• _INSTRUCTIONS FOR THE TASK_:
Filter the records below and copy every line containing the word "title".

• _ITEMS_:
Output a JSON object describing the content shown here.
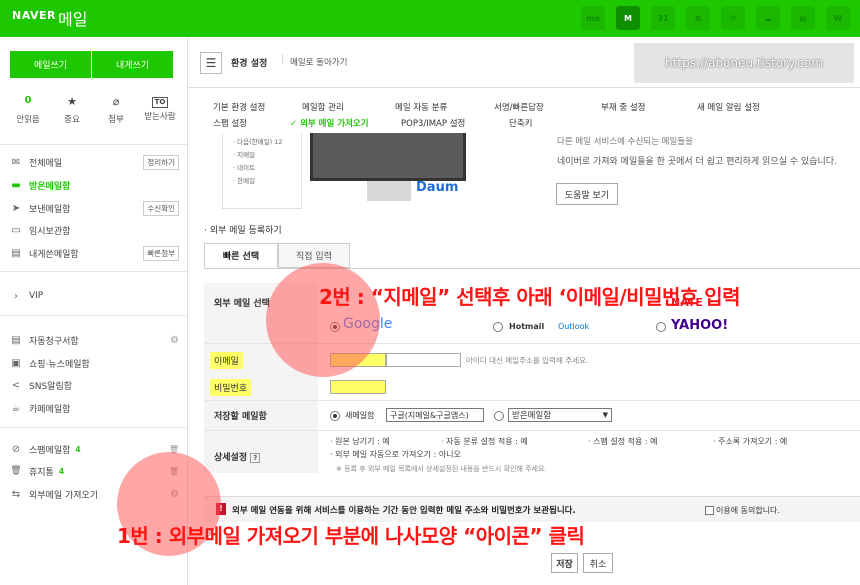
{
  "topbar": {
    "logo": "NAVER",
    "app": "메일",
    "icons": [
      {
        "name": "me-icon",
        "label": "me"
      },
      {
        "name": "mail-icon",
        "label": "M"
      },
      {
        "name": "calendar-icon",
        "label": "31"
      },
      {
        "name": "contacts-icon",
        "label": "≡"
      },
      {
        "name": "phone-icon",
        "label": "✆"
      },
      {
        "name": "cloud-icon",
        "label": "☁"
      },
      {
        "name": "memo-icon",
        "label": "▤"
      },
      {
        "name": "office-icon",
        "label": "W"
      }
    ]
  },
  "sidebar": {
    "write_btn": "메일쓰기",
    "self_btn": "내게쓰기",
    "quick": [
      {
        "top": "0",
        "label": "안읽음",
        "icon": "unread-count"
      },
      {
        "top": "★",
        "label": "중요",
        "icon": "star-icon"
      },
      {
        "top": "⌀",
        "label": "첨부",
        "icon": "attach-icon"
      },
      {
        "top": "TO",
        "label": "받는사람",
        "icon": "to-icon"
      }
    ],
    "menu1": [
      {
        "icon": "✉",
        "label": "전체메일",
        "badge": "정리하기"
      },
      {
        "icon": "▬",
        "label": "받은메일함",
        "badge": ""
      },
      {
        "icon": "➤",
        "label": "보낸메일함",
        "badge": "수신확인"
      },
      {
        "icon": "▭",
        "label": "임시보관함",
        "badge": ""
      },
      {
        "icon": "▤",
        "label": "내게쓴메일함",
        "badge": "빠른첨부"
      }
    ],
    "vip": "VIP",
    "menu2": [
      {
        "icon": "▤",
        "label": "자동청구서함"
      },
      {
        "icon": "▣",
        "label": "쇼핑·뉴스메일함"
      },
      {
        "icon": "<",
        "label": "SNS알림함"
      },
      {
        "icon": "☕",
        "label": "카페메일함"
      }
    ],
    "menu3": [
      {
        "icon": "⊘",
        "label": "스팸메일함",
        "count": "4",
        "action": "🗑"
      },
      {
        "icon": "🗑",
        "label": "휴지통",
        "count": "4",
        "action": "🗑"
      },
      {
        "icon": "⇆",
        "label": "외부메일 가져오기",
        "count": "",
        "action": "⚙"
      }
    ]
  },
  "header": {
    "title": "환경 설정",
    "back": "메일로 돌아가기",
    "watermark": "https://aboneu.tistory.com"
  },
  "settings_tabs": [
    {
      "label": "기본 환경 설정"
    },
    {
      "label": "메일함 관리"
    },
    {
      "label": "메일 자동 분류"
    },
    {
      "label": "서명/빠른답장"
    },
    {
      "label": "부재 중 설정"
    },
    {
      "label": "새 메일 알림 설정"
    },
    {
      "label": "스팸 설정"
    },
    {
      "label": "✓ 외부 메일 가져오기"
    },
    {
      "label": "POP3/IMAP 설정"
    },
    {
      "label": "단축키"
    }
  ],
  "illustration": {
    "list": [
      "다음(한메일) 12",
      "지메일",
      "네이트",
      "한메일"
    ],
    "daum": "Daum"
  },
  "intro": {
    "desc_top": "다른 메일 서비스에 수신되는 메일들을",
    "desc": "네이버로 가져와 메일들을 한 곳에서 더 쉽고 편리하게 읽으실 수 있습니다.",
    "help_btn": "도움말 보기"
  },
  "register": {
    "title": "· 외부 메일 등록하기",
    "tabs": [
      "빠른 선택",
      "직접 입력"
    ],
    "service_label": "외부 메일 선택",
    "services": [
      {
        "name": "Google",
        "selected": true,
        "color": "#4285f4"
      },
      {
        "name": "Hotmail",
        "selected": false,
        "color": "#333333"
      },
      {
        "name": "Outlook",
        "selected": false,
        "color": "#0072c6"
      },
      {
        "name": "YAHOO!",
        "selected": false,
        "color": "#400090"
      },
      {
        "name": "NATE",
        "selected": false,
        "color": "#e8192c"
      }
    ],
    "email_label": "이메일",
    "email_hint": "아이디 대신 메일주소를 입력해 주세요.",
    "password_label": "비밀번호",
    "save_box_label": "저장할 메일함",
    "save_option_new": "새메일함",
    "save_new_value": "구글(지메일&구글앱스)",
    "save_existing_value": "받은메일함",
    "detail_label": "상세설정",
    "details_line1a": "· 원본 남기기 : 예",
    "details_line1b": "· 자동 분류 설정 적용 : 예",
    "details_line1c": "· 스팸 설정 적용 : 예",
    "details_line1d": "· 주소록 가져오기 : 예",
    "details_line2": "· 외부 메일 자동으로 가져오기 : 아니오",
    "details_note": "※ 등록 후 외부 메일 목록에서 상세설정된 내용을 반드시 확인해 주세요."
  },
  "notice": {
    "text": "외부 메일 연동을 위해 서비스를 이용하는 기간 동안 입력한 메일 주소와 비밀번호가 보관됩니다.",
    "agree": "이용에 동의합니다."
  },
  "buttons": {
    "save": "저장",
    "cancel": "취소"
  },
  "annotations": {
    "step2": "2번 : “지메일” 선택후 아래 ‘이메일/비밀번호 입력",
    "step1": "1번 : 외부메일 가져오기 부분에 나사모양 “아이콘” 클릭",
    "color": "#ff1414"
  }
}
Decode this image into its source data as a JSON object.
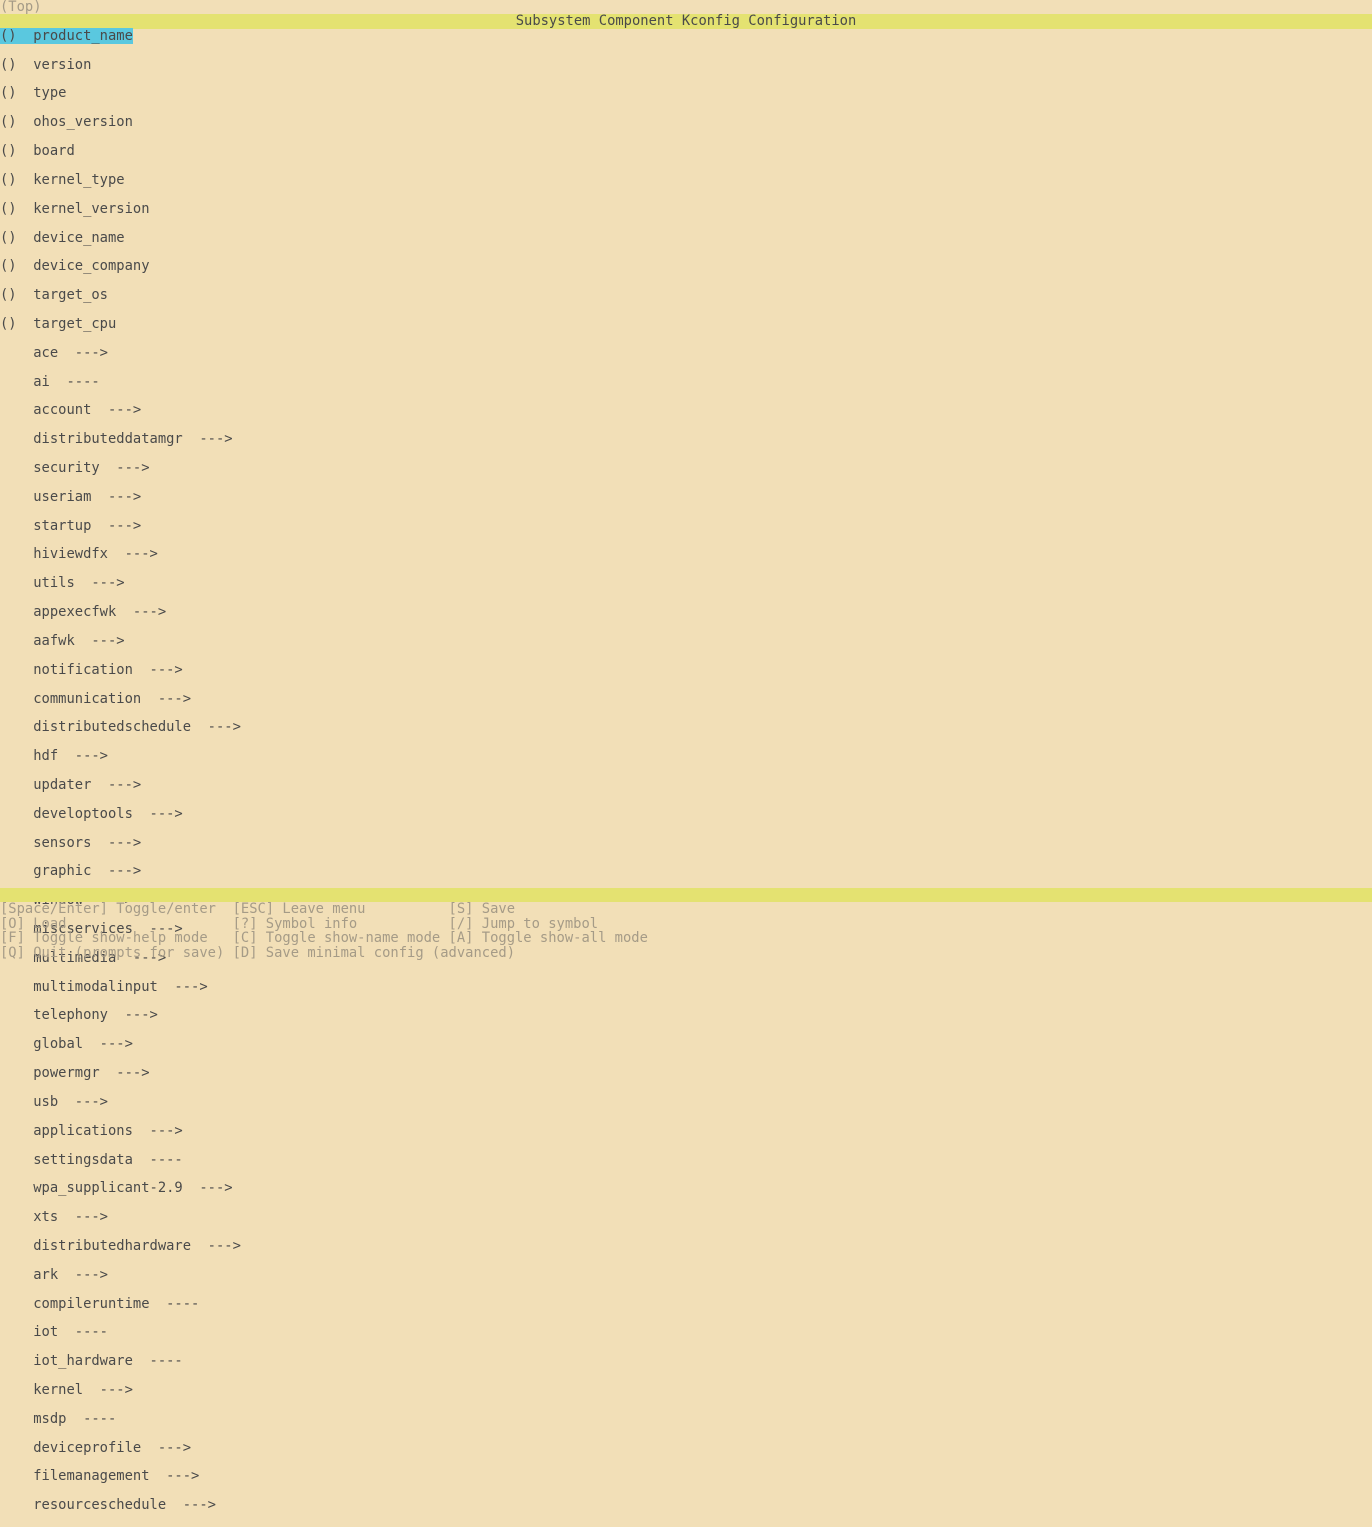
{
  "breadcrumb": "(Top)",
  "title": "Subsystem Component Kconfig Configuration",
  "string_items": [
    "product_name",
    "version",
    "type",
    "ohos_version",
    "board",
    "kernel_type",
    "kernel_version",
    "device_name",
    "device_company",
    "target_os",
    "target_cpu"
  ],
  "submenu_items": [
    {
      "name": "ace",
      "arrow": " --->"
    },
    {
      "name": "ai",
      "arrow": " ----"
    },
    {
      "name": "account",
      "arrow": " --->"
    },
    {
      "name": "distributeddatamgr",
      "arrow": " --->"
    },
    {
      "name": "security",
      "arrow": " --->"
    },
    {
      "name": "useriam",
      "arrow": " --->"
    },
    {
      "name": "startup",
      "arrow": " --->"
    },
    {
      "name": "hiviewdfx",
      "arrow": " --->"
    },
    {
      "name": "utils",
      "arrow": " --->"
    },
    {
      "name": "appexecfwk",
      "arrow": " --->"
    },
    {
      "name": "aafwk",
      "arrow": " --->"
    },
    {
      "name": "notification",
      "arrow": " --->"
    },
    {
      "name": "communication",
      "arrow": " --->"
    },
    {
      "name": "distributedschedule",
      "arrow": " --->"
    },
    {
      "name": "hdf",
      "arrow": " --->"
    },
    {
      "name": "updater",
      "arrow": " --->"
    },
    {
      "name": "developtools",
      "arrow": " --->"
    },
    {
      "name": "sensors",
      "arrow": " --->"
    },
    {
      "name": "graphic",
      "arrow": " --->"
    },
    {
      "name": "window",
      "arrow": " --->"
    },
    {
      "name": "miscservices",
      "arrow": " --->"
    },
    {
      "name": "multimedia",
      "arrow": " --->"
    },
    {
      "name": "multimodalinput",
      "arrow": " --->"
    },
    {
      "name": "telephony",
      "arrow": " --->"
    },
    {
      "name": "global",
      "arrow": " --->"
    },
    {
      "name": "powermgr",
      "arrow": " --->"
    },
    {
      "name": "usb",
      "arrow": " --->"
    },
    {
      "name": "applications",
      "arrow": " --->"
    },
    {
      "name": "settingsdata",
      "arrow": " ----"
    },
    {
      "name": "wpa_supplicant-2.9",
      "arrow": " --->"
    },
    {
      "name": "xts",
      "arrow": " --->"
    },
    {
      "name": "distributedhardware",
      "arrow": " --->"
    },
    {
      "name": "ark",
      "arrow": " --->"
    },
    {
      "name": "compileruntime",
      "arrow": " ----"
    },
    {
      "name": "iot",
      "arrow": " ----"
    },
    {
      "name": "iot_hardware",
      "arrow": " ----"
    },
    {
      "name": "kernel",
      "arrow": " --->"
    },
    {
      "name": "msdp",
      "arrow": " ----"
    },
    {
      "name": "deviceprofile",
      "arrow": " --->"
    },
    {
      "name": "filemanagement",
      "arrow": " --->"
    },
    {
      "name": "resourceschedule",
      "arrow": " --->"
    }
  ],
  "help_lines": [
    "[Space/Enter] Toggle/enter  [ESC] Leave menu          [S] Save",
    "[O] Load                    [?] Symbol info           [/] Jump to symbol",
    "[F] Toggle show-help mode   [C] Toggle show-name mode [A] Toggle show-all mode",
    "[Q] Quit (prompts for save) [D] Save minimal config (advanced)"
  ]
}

• _EXERCISE RESPONSE_:
    "title": "환경 설정",
    "title": "· 외부 메일 등록하기",
  "title": "Subsystem Component Kconfig Configuration",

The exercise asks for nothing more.